▶ What the task asks:
Copy all lines of the listing that include the string "Declares".

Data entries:
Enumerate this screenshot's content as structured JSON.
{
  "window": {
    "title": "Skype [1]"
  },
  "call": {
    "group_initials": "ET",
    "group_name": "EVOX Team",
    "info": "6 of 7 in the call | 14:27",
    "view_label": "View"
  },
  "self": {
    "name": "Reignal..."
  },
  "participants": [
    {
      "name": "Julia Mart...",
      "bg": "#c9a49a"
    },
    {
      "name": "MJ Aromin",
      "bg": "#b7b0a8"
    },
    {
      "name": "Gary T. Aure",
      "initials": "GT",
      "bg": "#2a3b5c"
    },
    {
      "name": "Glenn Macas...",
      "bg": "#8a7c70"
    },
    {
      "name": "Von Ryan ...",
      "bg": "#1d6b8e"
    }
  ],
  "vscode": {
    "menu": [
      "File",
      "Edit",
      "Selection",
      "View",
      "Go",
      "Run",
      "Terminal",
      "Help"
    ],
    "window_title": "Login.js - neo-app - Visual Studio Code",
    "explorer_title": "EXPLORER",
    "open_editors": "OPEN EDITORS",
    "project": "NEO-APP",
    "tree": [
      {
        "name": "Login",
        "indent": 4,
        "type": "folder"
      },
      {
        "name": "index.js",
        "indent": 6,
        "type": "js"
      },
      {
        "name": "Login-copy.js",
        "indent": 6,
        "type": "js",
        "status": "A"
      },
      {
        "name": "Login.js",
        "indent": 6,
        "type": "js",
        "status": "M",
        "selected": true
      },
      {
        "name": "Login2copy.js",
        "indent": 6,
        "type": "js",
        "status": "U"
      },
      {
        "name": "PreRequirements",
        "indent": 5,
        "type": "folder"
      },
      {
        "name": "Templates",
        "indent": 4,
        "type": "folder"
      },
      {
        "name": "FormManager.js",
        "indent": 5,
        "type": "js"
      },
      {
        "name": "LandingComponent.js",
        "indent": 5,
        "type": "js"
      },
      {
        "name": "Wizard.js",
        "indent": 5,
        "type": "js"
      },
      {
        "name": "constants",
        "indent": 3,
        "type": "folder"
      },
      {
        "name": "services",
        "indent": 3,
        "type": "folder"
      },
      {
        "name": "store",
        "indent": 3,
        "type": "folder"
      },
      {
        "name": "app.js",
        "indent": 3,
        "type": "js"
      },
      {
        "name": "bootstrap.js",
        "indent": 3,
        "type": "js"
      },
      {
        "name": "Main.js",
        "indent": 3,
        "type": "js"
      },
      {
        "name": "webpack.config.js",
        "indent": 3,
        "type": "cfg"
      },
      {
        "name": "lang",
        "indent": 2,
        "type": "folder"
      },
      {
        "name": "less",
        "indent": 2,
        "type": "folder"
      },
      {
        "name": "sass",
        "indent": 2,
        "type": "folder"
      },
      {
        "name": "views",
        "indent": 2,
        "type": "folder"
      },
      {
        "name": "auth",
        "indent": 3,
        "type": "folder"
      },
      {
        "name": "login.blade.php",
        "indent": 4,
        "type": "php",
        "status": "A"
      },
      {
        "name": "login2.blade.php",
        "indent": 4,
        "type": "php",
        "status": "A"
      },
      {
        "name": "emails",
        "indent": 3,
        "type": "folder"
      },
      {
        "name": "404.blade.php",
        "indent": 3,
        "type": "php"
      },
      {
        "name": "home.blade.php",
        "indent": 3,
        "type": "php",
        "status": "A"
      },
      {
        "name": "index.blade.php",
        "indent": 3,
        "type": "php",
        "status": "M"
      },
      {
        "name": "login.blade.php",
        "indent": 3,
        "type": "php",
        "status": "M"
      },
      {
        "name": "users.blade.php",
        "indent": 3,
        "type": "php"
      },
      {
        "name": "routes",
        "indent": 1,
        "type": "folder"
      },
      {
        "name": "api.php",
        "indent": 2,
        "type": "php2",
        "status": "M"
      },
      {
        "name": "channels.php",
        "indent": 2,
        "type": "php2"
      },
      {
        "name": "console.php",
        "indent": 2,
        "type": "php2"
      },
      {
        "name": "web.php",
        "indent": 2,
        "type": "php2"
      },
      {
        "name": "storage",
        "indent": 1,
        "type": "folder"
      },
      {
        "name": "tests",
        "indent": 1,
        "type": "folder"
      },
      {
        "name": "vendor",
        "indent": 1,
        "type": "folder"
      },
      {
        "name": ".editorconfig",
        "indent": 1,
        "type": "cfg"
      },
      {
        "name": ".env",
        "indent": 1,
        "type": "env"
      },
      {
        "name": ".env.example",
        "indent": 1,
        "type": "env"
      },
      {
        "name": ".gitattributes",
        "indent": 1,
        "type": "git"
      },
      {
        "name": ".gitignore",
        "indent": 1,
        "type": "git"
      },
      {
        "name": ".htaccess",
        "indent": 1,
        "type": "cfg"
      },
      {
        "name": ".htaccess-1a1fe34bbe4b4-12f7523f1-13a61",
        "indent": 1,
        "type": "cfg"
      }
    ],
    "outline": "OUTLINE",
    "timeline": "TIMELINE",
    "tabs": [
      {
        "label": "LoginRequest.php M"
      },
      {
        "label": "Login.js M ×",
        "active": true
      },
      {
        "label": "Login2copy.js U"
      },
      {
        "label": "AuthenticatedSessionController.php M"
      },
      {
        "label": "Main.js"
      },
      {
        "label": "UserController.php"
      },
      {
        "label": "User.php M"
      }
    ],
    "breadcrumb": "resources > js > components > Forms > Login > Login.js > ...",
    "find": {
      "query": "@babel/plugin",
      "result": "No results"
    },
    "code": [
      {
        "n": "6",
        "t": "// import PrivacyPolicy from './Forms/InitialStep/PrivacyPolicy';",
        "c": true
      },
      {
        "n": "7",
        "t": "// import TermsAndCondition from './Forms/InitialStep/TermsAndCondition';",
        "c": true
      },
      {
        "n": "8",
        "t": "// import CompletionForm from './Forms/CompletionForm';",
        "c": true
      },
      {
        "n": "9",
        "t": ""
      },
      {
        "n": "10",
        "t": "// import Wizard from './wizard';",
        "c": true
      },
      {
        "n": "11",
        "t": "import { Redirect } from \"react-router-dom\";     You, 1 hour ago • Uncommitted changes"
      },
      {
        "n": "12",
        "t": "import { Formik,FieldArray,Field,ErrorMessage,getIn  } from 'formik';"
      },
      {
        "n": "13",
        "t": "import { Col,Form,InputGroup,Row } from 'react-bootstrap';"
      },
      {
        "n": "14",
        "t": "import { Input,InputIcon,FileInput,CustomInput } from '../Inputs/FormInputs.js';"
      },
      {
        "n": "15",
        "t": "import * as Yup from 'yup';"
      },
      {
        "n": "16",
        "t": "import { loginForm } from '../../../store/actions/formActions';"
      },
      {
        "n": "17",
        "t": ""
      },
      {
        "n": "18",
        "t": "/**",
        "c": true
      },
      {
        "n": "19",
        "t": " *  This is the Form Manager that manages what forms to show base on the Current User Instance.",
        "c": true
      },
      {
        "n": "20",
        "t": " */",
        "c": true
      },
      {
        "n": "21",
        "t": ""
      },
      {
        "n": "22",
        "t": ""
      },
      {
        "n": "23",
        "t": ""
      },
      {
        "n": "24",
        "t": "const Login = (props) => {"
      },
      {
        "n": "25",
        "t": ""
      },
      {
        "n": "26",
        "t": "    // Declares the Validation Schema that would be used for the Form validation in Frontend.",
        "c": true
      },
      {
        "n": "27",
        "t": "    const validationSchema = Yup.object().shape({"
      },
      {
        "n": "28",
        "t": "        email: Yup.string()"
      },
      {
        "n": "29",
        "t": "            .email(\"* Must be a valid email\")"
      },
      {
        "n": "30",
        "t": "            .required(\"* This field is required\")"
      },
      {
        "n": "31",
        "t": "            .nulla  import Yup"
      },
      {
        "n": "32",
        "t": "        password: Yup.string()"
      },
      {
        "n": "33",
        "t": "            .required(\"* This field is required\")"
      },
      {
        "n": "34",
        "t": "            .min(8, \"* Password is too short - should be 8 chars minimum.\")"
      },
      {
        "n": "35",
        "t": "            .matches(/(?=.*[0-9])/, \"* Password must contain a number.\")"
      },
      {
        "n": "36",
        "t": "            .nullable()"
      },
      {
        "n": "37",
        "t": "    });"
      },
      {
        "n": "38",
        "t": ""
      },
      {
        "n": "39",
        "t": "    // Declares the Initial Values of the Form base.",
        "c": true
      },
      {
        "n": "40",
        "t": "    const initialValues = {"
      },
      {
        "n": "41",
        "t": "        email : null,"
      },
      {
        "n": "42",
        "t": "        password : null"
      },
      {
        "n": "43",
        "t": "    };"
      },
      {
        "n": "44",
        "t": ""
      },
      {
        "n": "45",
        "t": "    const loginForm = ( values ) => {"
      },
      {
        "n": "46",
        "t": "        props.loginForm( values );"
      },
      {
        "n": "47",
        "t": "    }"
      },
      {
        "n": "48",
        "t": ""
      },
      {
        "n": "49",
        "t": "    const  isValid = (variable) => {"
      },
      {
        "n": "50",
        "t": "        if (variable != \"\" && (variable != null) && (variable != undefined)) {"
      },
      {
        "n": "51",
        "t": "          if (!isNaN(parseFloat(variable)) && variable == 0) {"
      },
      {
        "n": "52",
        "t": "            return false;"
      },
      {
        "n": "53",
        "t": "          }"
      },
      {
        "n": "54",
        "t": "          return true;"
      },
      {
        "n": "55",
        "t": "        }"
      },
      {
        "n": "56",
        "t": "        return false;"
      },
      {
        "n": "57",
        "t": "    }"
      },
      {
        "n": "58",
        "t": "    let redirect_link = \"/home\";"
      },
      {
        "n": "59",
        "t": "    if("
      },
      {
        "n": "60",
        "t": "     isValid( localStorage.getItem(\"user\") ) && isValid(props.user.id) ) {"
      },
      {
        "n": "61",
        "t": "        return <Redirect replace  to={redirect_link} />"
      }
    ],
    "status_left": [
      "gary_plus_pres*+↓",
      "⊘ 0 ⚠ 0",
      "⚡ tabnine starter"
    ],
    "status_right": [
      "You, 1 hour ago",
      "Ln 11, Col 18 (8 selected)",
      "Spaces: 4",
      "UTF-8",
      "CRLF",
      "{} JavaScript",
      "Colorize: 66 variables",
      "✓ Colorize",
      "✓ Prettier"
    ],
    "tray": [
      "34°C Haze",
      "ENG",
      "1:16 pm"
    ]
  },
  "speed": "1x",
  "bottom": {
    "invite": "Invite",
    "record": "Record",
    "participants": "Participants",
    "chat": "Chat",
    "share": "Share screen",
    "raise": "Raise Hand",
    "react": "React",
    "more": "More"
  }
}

▶ Correct answer:
        "t": "    // Declares the Validation Schema that would be used for the Form validation in Frontend.",
        "t": "    // Declares the Initial Values of the Form base.",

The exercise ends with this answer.